=== Supplied records ===

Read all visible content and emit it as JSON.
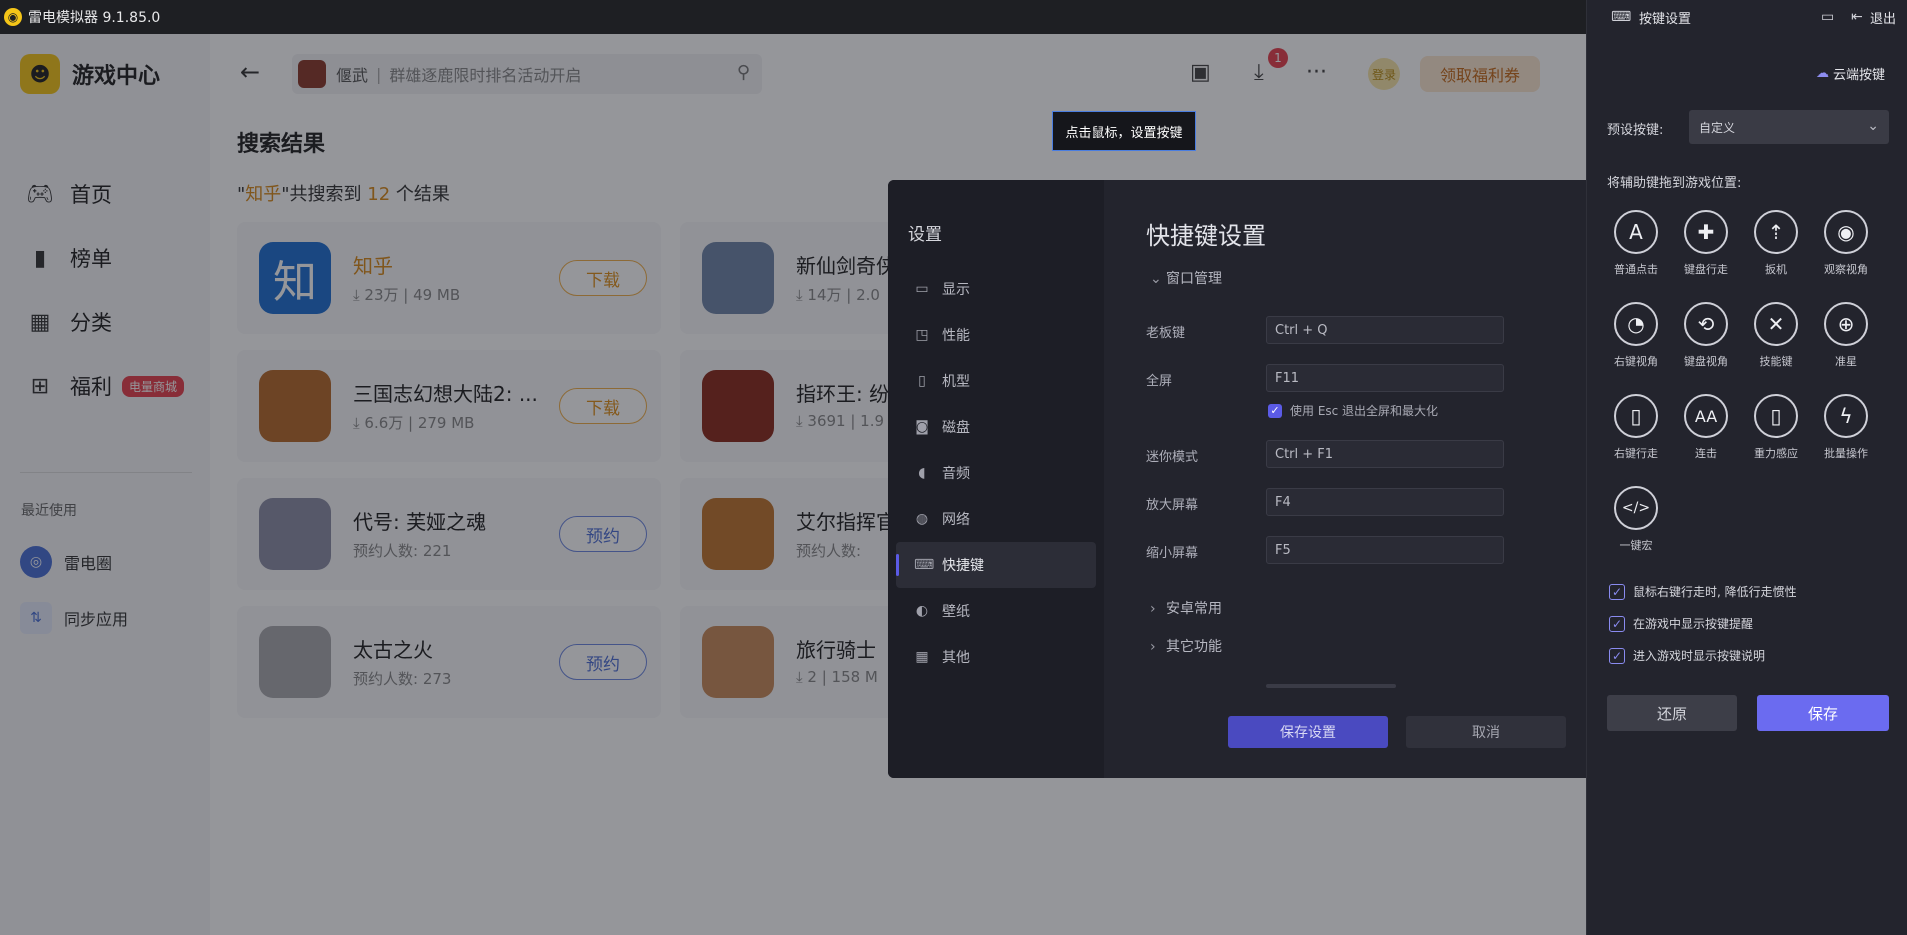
{
  "titlebar": {
    "app_title": "雷电模拟器 9.1.85.0"
  },
  "sidebar": {
    "brand": "游戏中心",
    "nav": [
      {
        "label": "首页",
        "icon": "gamepad-icon"
      },
      {
        "label": "榜单",
        "icon": "ranking-icon"
      },
      {
        "label": "分类",
        "icon": "category-icon"
      },
      {
        "label": "福利",
        "icon": "gift-icon",
        "badge": "电量商城"
      }
    ],
    "recent_title": "最近使用",
    "recent": [
      {
        "label": "雷电圈"
      },
      {
        "label": "同步应用"
      }
    ]
  },
  "topbar": {
    "search_game": "偃武",
    "search_hint": "群雄逐鹿限时排名活动开启",
    "download_badge": "1",
    "login": "登录",
    "coupon": "领取福利券"
  },
  "results": {
    "title": "搜索结果",
    "count_prefix": "\"",
    "keyword": "知乎",
    "count_mid": "\"共搜索到 ",
    "count": "12",
    "count_suffix": " 个结果",
    "cards": [
      {
        "name": "知乎",
        "meta": "⤓ 23万 | 49 MB",
        "button": "下载",
        "thumb": "知"
      },
      {
        "name": "新仙剑奇侠",
        "meta": "⤓ 14万 | 2.0"
      },
      {
        "name": "三国志幻想大陆2: ...",
        "meta": "⤓ 6.6万 | 279 MB",
        "button": "下载"
      },
      {
        "name": "指环王: 纷",
        "meta": "⤓ 3691 | 1.9"
      },
      {
        "name": "代号: 芙娅之魂",
        "meta": "预约人数: 221",
        "button": "预约"
      },
      {
        "name": "艾尔指挥官",
        "meta": "预约人数:"
      },
      {
        "name": "太古之火",
        "meta": "预约人数: 273",
        "button": "预约"
      },
      {
        "name": "旅行骑士",
        "meta": "⤓ 2 | 158 M"
      }
    ]
  },
  "tooltip": "点击鼠标，设置按键",
  "settings": {
    "title": "设置",
    "menu": [
      {
        "label": "显示",
        "icon": "monitor-icon"
      },
      {
        "label": "性能",
        "icon": "performance-icon"
      },
      {
        "label": "机型",
        "icon": "phone-model-icon"
      },
      {
        "label": "磁盘",
        "icon": "disk-icon"
      },
      {
        "label": "音频",
        "icon": "audio-icon"
      },
      {
        "label": "网络",
        "icon": "globe-icon"
      },
      {
        "label": "快捷键",
        "icon": "keyboard-icon"
      },
      {
        "label": "壁纸",
        "icon": "palette-icon"
      },
      {
        "label": "其他",
        "icon": "grid-icon"
      }
    ],
    "heading": "快捷键设置",
    "section_window": "窗口管理",
    "shortcuts": [
      {
        "label": "老板键",
        "value": "Ctrl + Q"
      },
      {
        "label": "全屏",
        "value": "F11"
      },
      {
        "label": "迷你模式",
        "value": "Ctrl + F1"
      },
      {
        "label": "放大屏幕",
        "value": "F4"
      },
      {
        "label": "缩小屏幕",
        "value": "F5"
      }
    ],
    "esc_option": "使用 Esc 退出全屏和最大化",
    "section_android": "安卓常用",
    "section_other": "其它功能",
    "save": "保存设置",
    "cancel": "取消"
  },
  "keypanel": {
    "title": "按键设置",
    "exit": "退出",
    "cloud": "云端按键",
    "preset_label": "预设按键:",
    "preset_value": "自定义",
    "drag_hint": "将辅助键拖到游戏位置:",
    "keys": [
      {
        "label": "普通点击",
        "icon": "letter-a-icon"
      },
      {
        "label": "键盘行走",
        "icon": "dpad-icon"
      },
      {
        "label": "扳机",
        "icon": "trigger-icon"
      },
      {
        "label": "观察视角",
        "icon": "eye-icon"
      },
      {
        "label": "右键视角",
        "icon": "right-mouse-view-icon"
      },
      {
        "label": "键盘视角",
        "icon": "keyboard-view-icon"
      },
      {
        "label": "技能键",
        "icon": "skill-icon"
      },
      {
        "label": "准星",
        "icon": "crosshair-icon"
      },
      {
        "label": "右键行走",
        "icon": "mouse-icon"
      },
      {
        "label": "连击",
        "icon": "combo-icon"
      },
      {
        "label": "重力感应",
        "icon": "gravity-icon"
      },
      {
        "label": "批量操作",
        "icon": "lightning-icon"
      },
      {
        "label": "一键宏",
        "icon": "macro-icon"
      }
    ],
    "options": [
      "鼠标右键行走时, 降低行走惯性",
      "在游戏中显示按键提醒",
      "进入游戏时显示按键说明"
    ],
    "restore": "还原",
    "save": "保存"
  }
}
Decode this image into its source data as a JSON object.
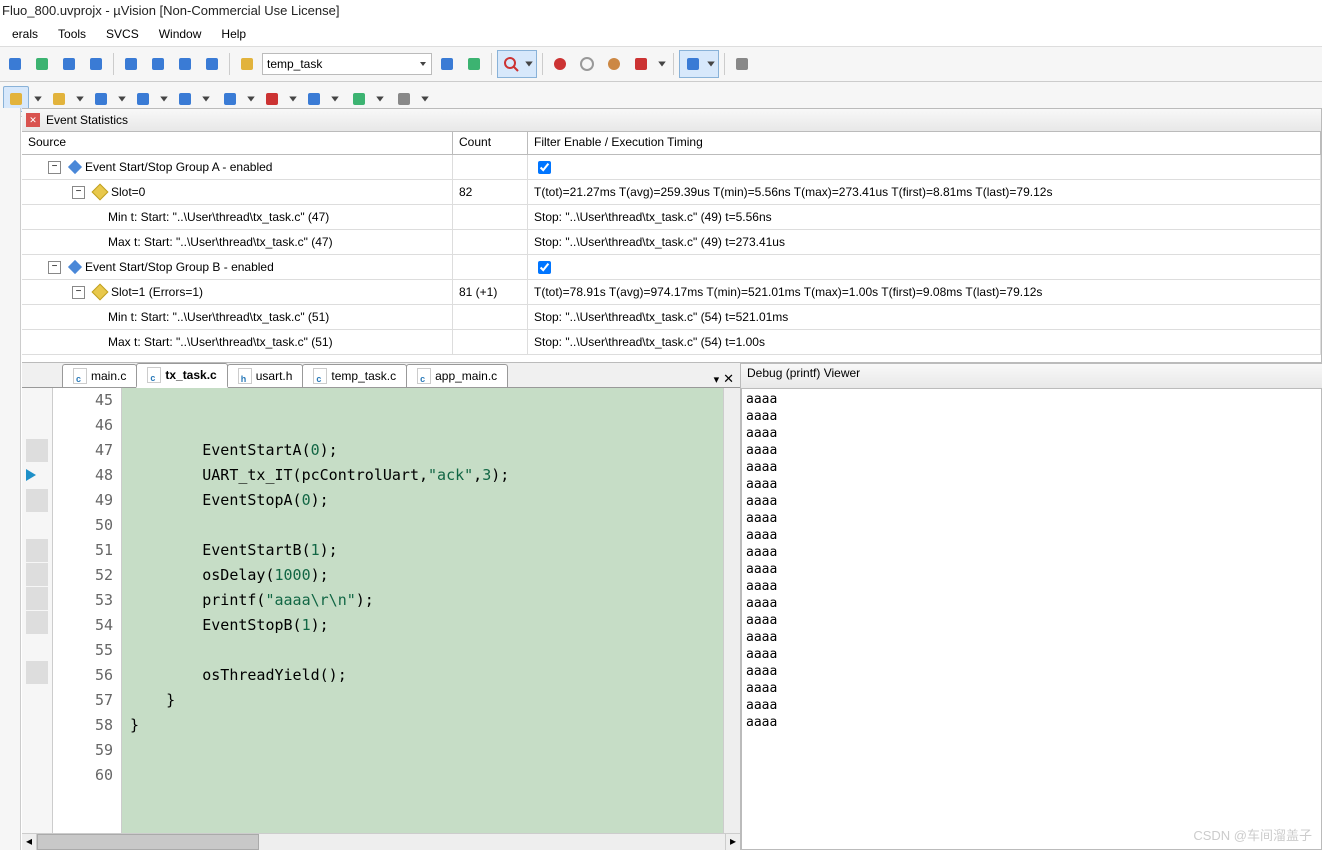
{
  "title": "Fluo_800.uvprojx - µVision  [Non-Commercial Use License]",
  "menu": {
    "items": [
      "erals",
      "Tools",
      "SVCS",
      "Window",
      "Help"
    ]
  },
  "toolbar": {
    "target": "temp_task"
  },
  "panels": {
    "eventStats": {
      "title": "Event Statistics",
      "headers": {
        "source": "Source",
        "count": "Count",
        "timing": "Filter Enable / Execution Timing"
      },
      "rows": [
        {
          "kind": "group",
          "label": "Event Start/Stop Group A - enabled",
          "count": "",
          "timingCheck": true
        },
        {
          "kind": "slot",
          "label": "Slot=0",
          "count": "82",
          "timing": "T(tot)=21.27ms T(avg)=259.39us T(min)=5.56ns T(max)=273.41us T(first)=8.81ms T(last)=79.12s"
        },
        {
          "kind": "leaf",
          "label": "Min t: Start: \"..\\User\\thread\\tx_task.c\" (47)",
          "count": "",
          "timing": "Stop: \"..\\User\\thread\\tx_task.c\" (49) t=5.56ns"
        },
        {
          "kind": "leaf",
          "label": "Max t: Start: \"..\\User\\thread\\tx_task.c\" (47)",
          "count": "",
          "timing": "Stop: \"..\\User\\thread\\tx_task.c\" (49) t=273.41us"
        },
        {
          "kind": "group",
          "label": "Event Start/Stop Group B - enabled",
          "count": "",
          "timingCheck": true
        },
        {
          "kind": "slot",
          "label": "Slot=1 (Errors=1)",
          "count": "81 (+1)",
          "timing": "T(tot)=78.91s T(avg)=974.17ms T(min)=521.01ms T(max)=1.00s T(first)=9.08ms T(last)=79.12s"
        },
        {
          "kind": "leaf",
          "label": "Min t: Start: \"..\\User\\thread\\tx_task.c\" (51)",
          "count": "",
          "timing": "Stop: \"..\\User\\thread\\tx_task.c\" (54) t=521.01ms"
        },
        {
          "kind": "leaf",
          "label": "Max t: Start: \"..\\User\\thread\\tx_task.c\" (51)",
          "count": "",
          "timing": "Stop: \"..\\User\\thread\\tx_task.c\" (54) t=1.00s"
        }
      ]
    },
    "debug": {
      "title": "Debug (printf) Viewer",
      "lines": [
        "aaaa",
        "aaaa",
        "aaaa",
        "aaaa",
        "aaaa",
        "aaaa",
        "aaaa",
        "aaaa",
        "aaaa",
        "aaaa",
        "aaaa",
        "aaaa",
        "aaaa",
        "aaaa",
        "aaaa",
        "aaaa",
        "aaaa",
        "aaaa",
        "aaaa",
        "aaaa"
      ]
    }
  },
  "editor": {
    "tabs": [
      {
        "label": "main.c",
        "type": "c",
        "active": false
      },
      {
        "label": "tx_task.c",
        "type": "c",
        "active": true
      },
      {
        "label": "usart.h",
        "type": "h",
        "active": false
      },
      {
        "label": "temp_task.c",
        "type": "c",
        "active": false
      },
      {
        "label": "app_main.c",
        "type": "c",
        "active": false
      }
    ],
    "firstLine": 45,
    "currentLine": 48,
    "lines": [
      {
        "n": 45,
        "t": ""
      },
      {
        "n": 46,
        "t": ""
      },
      {
        "n": 47,
        "t": "        EventStartA(0);",
        "bp": true
      },
      {
        "n": 48,
        "t": "        UART_tx_IT(pcControlUart,\"ack\",3);",
        "cur": true
      },
      {
        "n": 49,
        "t": "        EventStopA(0);",
        "bp": true
      },
      {
        "n": 50,
        "t": ""
      },
      {
        "n": 51,
        "t": "        EventStartB(1);",
        "bp": true
      },
      {
        "n": 52,
        "t": "        osDelay(1000);",
        "bp": true
      },
      {
        "n": 53,
        "t": "        printf(\"aaaa\\r\\n\");",
        "bp": true
      },
      {
        "n": 54,
        "t": "        EventStopB(1);",
        "bp": true
      },
      {
        "n": 55,
        "t": ""
      },
      {
        "n": 56,
        "t": "        osThreadYield();",
        "bp": true
      },
      {
        "n": 57,
        "t": "    }"
      },
      {
        "n": 58,
        "t": "}"
      },
      {
        "n": 59,
        "t": ""
      },
      {
        "n": 60,
        "t": ""
      }
    ]
  },
  "watermark": "CSDN @车间溜盖子",
  "icons": {
    "group1": [
      "bookmark-blue-icon",
      "bookmark-green-icon",
      "bookmark-prev-icon",
      "bookmark-next-icon"
    ],
    "group2": [
      "indent-left-icon",
      "indent-right-icon",
      "comment-icon",
      "uncomment-icon"
    ],
    "group3": [
      "folder-icon"
    ],
    "group4": [
      "find-icon",
      "config-icon"
    ],
    "group5": [
      "lens-red-icon"
    ],
    "group6": [
      "record-icon",
      "circle-icon",
      "refresh-icon",
      "bomb-icon"
    ],
    "group7": [
      "layout-icon"
    ],
    "group8": [
      "wrench-icon"
    ],
    "row2_seg1": [
      "window-icon",
      "grid-yellow-icon",
      "db-blue-icon",
      "layers-icon",
      "grid-blue-icon"
    ],
    "row2_seg2": [
      "stack-icon",
      "wave-red-icon",
      "table-blue-icon"
    ],
    "row2_seg3": [
      "chip-icon"
    ],
    "row2_seg4": [
      "tools-icon"
    ]
  }
}
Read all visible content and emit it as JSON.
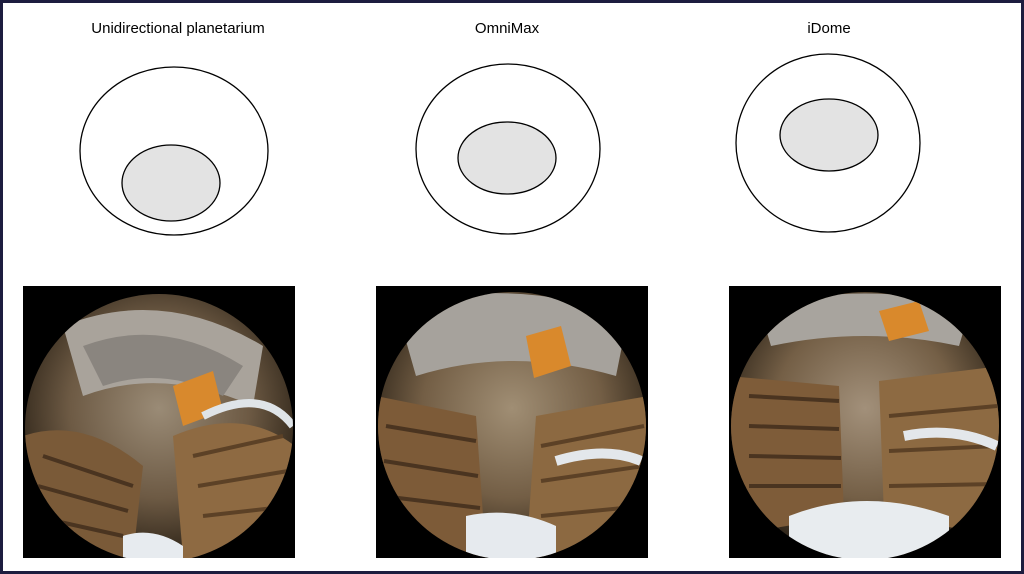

=== Your instructions ===
Only a number is wanted: how many lines contain the word "printf"?

=== Completed exercise ===
2